» REQUIREMENTS:
Give back the full listing, character for character, with no pictures.

» INFORMATION PROVIDED:
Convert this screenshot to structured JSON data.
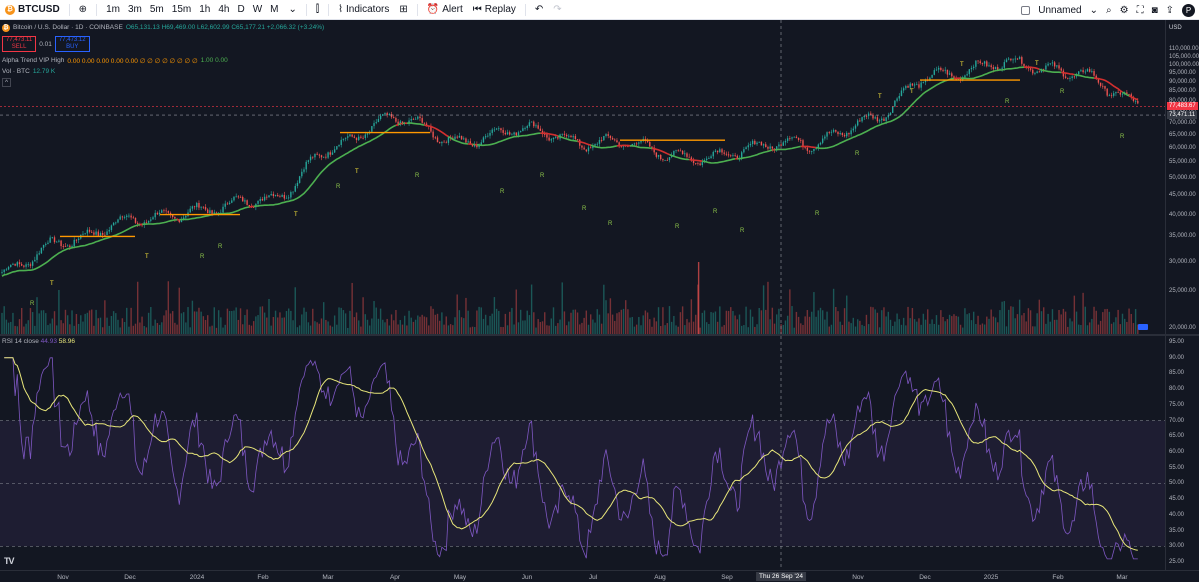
{
  "toolbar": {
    "symbol": "BTCUSD",
    "timeframes": [
      "1m",
      "3m",
      "5m",
      "15m",
      "1h",
      "4h",
      "D",
      "W",
      "M"
    ],
    "indicators_label": "Indicators",
    "alert_label": "Alert",
    "replay_label": "Replay",
    "layout_name": "Unnamed",
    "avatar_letter": "P"
  },
  "legend": {
    "title": "Bitcoin / U.S. Dollar · 1D · COINBASE",
    "ohlc": "O65,131.13 H69,469.00 L62,602.99 C65,177.21 +2,066.32 (+3.24%)",
    "sell_price": "77,473.11",
    "sell_label": "SELL",
    "spread": "0.01",
    "buy_price": "77,473.12",
    "buy_label": "BUY",
    "indicator_name": "Alpha Trend VIP High",
    "indicator_values": "0.00 0.00 0.00 0.00 0.00 ∅ ∅ ∅ ∅ ∅ ∅ ∅ ∅",
    "indicator_values2": "1.00 0.00",
    "vol_label": "Vol · BTC",
    "vol_value": "12.79 K"
  },
  "rsi_legend": {
    "name": "RSI 14 close",
    "value1": "44.93",
    "value2": "58.96"
  },
  "price_scale": {
    "currency": "USD",
    "labels": [
      "110,000.00",
      "105,000.00",
      "100,000.00",
      "95,000.00",
      "90,000.00",
      "85,000.00",
      "80,000.00",
      "75,000.00",
      "70,000.00",
      "65,000.00",
      "60,000.00",
      "55,000.00",
      "50,000.00",
      "45,000.00",
      "40,000.00",
      "35,000.00",
      "30,000.00",
      "25,000.00",
      "20,000.00"
    ],
    "last_price": "77,483.67",
    "last_price_color": "#f23645",
    "crosshair_price": "73,471.11"
  },
  "rsi_scale": {
    "labels": [
      "95.00",
      "90.00",
      "85.00",
      "80.00",
      "75.00",
      "70.00",
      "65.00",
      "60.00",
      "55.00",
      "50.00",
      "45.00",
      "40.00",
      "35.00",
      "30.00",
      "25.00"
    ]
  },
  "time_axis": {
    "labels": [
      "Nov",
      "Dec",
      "2024",
      "Feb",
      "Mar",
      "Apr",
      "May",
      "Jun",
      "Jul",
      "Aug",
      "Sep",
      "Nov",
      "Dec",
      "2025",
      "Feb",
      "Mar"
    ],
    "crosshair_date": "Thu 26 Sep '24"
  },
  "chart_data": {
    "type": "candlestick",
    "xlabel": "",
    "ylabel": "",
    "ylim": [
      20000,
      112000
    ],
    "log_scale": true,
    "grid": false,
    "signal_labels": [
      "T",
      "R"
    ],
    "colors": {
      "up": "#26a69a",
      "down": "#ef5350",
      "trend_up": "#4caf50",
      "trend_down": "#d32f2f",
      "level": "#ff9800",
      "rsi": "#7e57c2",
      "rsi_ma": "#e8e67a"
    },
    "close_series_dates": [
      "2023-10",
      "2023-11",
      "2023-12",
      "2024-01",
      "2024-02",
      "2024-03",
      "2024-04",
      "2024-05",
      "2024-06",
      "2024-07",
      "2024-08",
      "2024-09",
      "2024-10",
      "2024-11",
      "2024-12",
      "2025-01",
      "2025-02",
      "2025-03"
    ],
    "close_series": [
      27500,
      35000,
      38000,
      42000,
      43000,
      62000,
      71000,
      63000,
      67000,
      62000,
      58000,
      58000,
      63000,
      70000,
      96000,
      99000,
      98000,
      77483
    ],
    "rsi_ylim": [
      25,
      95
    ],
    "rsi_levels": [
      70,
      50,
      30
    ]
  }
}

» SOLUTION TO THE EXERCISE:
Convert this screenshot to structured JSON data.
{
  "toolbar": {
    "symbol": "BTCUSD",
    "timeframes": [
      "1m",
      "3m",
      "5m",
      "15m",
      "1h",
      "4h",
      "D",
      "W",
      "M"
    ],
    "indicators_label": "Indicators",
    "alert_label": "Alert",
    "replay_label": "Replay",
    "layout_name": "Unnamed",
    "avatar_letter": "P"
  },
  "legend": {
    "title": "Bitcoin / U.S. Dollar · 1D · COINBASE",
    "ohlc": "O65,131.13 H69,469.00 L62,602.99 C65,177.21 +2,066.32 (+3.24%)",
    "sell_price": "77,473.11",
    "sell_label": "SELL",
    "spread": "0.01",
    "buy_price": "77,473.12",
    "buy_label": "BUY",
    "indicator_name": "Alpha Trend VIP High",
    "indicator_values": "0.00 0.00 0.00 0.00 0.00 ∅ ∅ ∅ ∅ ∅ ∅ ∅ ∅",
    "indicator_values2": "1.00 0.00",
    "vol_label": "Vol · BTC",
    "vol_value": "12.79 K"
  },
  "rsi_legend": {
    "name": "RSI 14 close",
    "value1": "44.93",
    "value2": "58.96"
  },
  "price_scale": {
    "currency": "USD",
    "labels": [
      "110,000.00",
      "105,000.00",
      "100,000.00",
      "95,000.00",
      "90,000.00",
      "85,000.00",
      "80,000.00",
      "75,000.00",
      "70,000.00",
      "65,000.00",
      "60,000.00",
      "55,000.00",
      "50,000.00",
      "45,000.00",
      "40,000.00",
      "35,000.00",
      "30,000.00",
      "25,000.00",
      "20,000.00"
    ],
    "last_price": "77,483.67",
    "last_price_color": "#f23645",
    "crosshair_price": "73,471.11"
  },
  "rsi_scale": {
    "labels": [
      "95.00",
      "90.00",
      "85.00",
      "80.00",
      "75.00",
      "70.00",
      "65.00",
      "60.00",
      "55.00",
      "50.00",
      "45.00",
      "40.00",
      "35.00",
      "30.00",
      "25.00"
    ]
  },
  "time_axis": {
    "labels": [
      "Nov",
      "Dec",
      "2024",
      "Feb",
      "Mar",
      "Apr",
      "May",
      "Jun",
      "Jul",
      "Aug",
      "Sep",
      "Nov",
      "Dec",
      "2025",
      "Feb",
      "Mar"
    ],
    "crosshair_date": "Thu 26 Sep '24"
  },
  "chart_data": {
    "type": "candlestick",
    "xlabel": "",
    "ylabel": "",
    "ylim": [
      20000,
      112000
    ],
    "log_scale": true,
    "grid": false,
    "signal_labels": [
      "T",
      "R"
    ],
    "colors": {
      "up": "#26a69a",
      "down": "#ef5350",
      "trend_up": "#4caf50",
      "trend_down": "#d32f2f",
      "level": "#ff9800",
      "rsi": "#7e57c2",
      "rsi_ma": "#e8e67a"
    },
    "close_series_dates": [
      "2023-10",
      "2023-11",
      "2023-12",
      "2024-01",
      "2024-02",
      "2024-03",
      "2024-04",
      "2024-05",
      "2024-06",
      "2024-07",
      "2024-08",
      "2024-09",
      "2024-10",
      "2024-11",
      "2024-12",
      "2025-01",
      "2025-02",
      "2025-03"
    ],
    "close_series": [
      27500,
      35000,
      38000,
      42000,
      43000,
      62000,
      71000,
      63000,
      67000,
      62000,
      58000,
      58000,
      63000,
      70000,
      96000,
      99000,
      98000,
      77483
    ],
    "rsi_ylim": [
      25,
      95
    ],
    "rsi_levels": [
      70,
      50,
      30
    ]
  }
}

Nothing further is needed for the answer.